▶ _Prompt_
The entries below should be quoted exactly, with no pictures carried over.

▶ _Data for this exercise_
## BEGIN

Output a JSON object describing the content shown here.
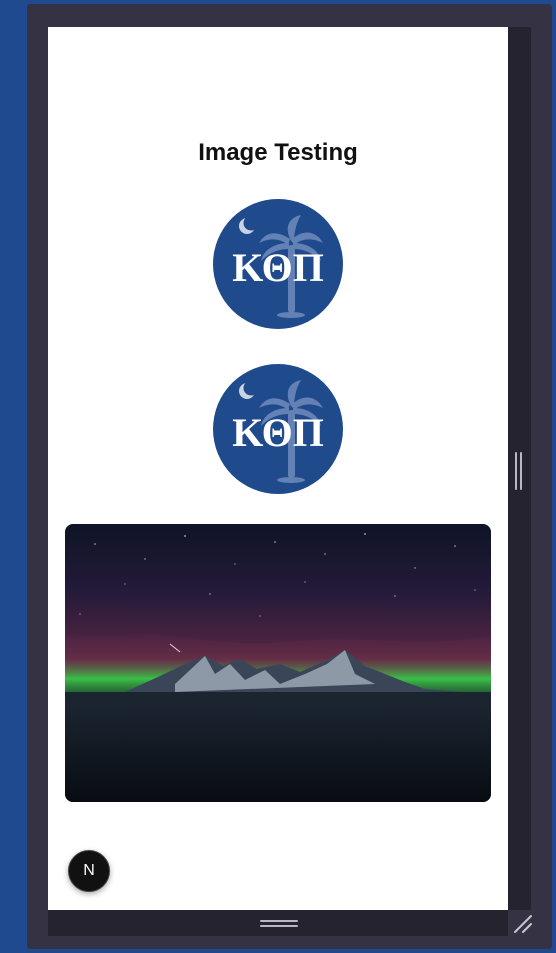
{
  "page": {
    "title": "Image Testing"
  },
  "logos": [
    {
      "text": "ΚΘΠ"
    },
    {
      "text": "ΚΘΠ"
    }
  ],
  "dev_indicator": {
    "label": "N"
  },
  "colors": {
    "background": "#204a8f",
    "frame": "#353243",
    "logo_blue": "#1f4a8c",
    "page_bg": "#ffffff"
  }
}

## END

▶ _Result_
Output a JSON object describing the content shown here.
{
  "page": {
    "title": "Image Testing"
  },
  "logos": [
    {
      "text": "ΚΘΠ"
    },
    {
      "text": "ΚΘΠ"
    }
  ],
  "dev_indicator": {
    "label": "N"
  },
  "colors": {
    "background": "#204a8f",
    "frame": "#353243",
    "logo_blue": "#1f4a8c",
    "page_bg": "#ffffff"
  }
}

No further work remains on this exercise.